Set problem —
Work out the number of lines in the listing that include the string "experts". Reply with that number alone.

[Data excerpts]
⟨
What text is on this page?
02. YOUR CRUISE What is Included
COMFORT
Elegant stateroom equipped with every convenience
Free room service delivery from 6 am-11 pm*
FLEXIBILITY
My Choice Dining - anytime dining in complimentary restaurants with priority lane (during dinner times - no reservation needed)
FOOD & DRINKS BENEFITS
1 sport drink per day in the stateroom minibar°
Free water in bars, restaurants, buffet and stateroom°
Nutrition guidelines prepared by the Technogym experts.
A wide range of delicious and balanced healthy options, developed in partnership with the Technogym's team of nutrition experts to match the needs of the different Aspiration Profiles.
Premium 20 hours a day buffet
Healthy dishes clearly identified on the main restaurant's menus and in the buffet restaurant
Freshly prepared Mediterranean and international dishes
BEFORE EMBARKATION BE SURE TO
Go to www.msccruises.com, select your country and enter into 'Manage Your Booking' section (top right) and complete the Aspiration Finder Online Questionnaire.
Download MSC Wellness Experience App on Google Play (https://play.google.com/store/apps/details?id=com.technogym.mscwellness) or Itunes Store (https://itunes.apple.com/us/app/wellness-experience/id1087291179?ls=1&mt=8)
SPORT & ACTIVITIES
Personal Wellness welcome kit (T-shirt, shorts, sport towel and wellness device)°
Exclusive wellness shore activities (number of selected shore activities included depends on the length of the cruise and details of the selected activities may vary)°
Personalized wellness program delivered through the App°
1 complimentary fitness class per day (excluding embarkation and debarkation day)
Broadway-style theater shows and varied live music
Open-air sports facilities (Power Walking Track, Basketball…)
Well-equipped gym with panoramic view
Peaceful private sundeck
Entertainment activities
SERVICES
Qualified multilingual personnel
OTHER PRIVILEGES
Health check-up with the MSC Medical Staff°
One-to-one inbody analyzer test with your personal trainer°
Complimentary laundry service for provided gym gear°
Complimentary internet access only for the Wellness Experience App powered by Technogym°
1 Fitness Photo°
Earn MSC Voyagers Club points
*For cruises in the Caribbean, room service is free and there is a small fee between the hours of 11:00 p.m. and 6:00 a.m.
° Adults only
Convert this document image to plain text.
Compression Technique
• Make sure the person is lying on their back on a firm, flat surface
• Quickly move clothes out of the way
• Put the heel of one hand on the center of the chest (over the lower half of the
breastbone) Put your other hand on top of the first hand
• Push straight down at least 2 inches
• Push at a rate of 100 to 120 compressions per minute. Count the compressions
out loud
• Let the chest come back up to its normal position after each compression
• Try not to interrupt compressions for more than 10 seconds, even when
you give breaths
⟩
The completed task —
2